(Task description)
Repeat every line exactly, keeping the pictures out of the copy.

______

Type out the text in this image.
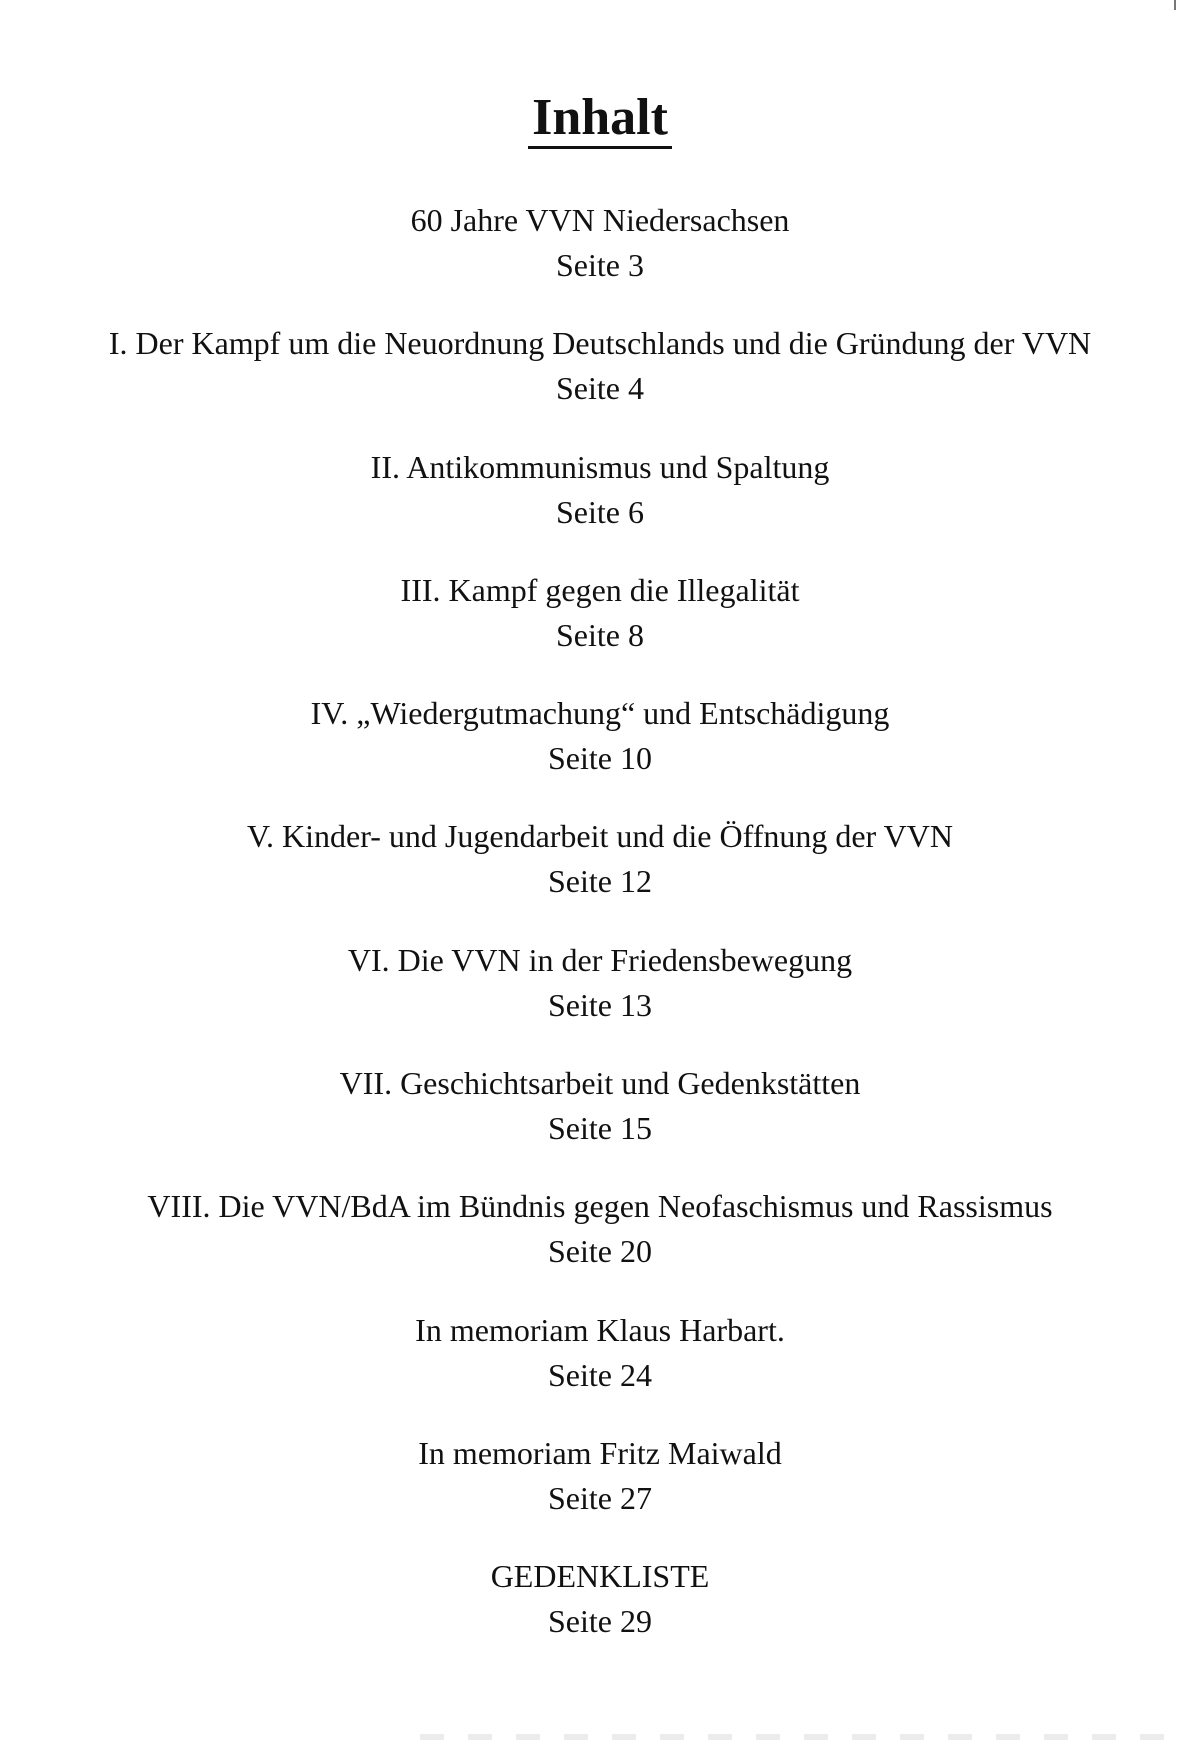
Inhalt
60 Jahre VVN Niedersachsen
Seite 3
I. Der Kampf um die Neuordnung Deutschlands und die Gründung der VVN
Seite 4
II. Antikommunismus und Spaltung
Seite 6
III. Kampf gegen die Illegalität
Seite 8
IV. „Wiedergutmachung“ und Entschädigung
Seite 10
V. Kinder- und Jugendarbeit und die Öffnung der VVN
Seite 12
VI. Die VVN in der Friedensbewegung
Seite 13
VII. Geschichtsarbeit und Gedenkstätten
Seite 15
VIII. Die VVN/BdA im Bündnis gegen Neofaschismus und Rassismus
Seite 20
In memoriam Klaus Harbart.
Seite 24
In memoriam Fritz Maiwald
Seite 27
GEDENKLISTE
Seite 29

______

(Answer for the task)
Type out the text in this image.
Inhalt
60 Jahre VVN Niedersachsen
Seite 3
I. Der Kampf um die Neuordnung Deutschlands und die Gründung der VVN
Seite 4
II. Antikommunismus und Spaltung
Seite 6
III. Kampf gegen die Illegalität
Seite 8
IV. „Wiedergutmachung“ und Entschädigung
Seite 10
V. Kinder- und Jugendarbeit und die Öffnung der VVN
Seite 12
VI. Die VVN in der Friedensbewegung
Seite 13
VII. Geschichtsarbeit und Gedenkstätten
Seite 15
VIII. Die VVN/BdA im Bündnis gegen Neofaschismus und Rassismus
Seite 20
In memoriam Klaus Harbart.
Seite 24
In memoriam Fritz Maiwald
Seite 27
GEDENKLISTE
Seite 29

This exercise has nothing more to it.